◆ The problem
Each line should be copied exactly.

◆ Stored items
::::
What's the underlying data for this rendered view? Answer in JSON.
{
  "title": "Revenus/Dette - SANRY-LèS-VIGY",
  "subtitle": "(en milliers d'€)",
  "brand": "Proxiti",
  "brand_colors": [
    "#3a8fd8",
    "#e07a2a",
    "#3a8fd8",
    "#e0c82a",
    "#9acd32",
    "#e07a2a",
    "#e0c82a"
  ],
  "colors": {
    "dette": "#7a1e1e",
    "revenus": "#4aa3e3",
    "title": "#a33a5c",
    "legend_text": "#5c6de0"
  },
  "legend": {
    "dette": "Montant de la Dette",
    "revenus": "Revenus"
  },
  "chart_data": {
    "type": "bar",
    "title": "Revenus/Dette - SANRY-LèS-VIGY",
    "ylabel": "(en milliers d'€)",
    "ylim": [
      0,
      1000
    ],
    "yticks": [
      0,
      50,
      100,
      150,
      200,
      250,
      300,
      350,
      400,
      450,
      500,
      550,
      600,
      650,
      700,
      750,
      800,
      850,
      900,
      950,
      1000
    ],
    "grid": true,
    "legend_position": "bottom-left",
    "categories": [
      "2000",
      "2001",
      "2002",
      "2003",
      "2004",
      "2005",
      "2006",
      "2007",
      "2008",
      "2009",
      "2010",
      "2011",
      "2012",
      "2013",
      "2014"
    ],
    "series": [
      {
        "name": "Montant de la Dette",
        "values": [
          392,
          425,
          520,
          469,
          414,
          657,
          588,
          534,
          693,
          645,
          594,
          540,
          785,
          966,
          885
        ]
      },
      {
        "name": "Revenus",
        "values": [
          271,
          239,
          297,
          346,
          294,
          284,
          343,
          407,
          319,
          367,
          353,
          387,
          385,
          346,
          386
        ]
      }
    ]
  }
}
::::
◆ Task response
What's the underlying data for this rendered view? Answer in JSON.
{
  "title": "Revenus/Dette - SANRY-LèS-VIGY",
  "subtitle": "(en milliers d'€)",
  "brand": "Proxiti",
  "brand_colors": [
    "#3a8fd8",
    "#e07a2a",
    "#3a8fd8",
    "#e0c82a",
    "#9acd32",
    "#e07a2a",
    "#e0c82a"
  ],
  "colors": {
    "dette": "#7a1e1e",
    "revenus": "#4aa3e3",
    "title": "#a33a5c",
    "legend_text": "#5c6de0"
  },
  "legend": {
    "dette": "Montant de la Dette",
    "revenus": "Revenus"
  },
  "chart_data": {
    "type": "bar",
    "title": "Revenus/Dette - SANRY-LèS-VIGY",
    "ylabel": "(en milliers d'€)",
    "ylim": [
      0,
      1000
    ],
    "yticks": [
      0,
      50,
      100,
      150,
      200,
      250,
      300,
      350,
      400,
      450,
      500,
      550,
      600,
      650,
      700,
      750,
      800,
      850,
      900,
      950,
      1000
    ],
    "grid": true,
    "legend_position": "bottom-left",
    "categories": [
      "2000",
      "2001",
      "2002",
      "2003",
      "2004",
      "2005",
      "2006",
      "2007",
      "2008",
      "2009",
      "2010",
      "2011",
      "2012",
      "2013",
      "2014"
    ],
    "series": [
      {
        "name": "Montant de la Dette",
        "values": [
          392,
          425,
          520,
          469,
          414,
          657,
          588,
          534,
          693,
          645,
          594,
          540,
          785,
          966,
          885
        ]
      },
      {
        "name": "Revenus",
        "values": [
          271,
          239,
          297,
          346,
          294,
          284,
          343,
          407,
          319,
          367,
          353,
          387,
          385,
          346,
          386
        ]
      }
    ]
  }
}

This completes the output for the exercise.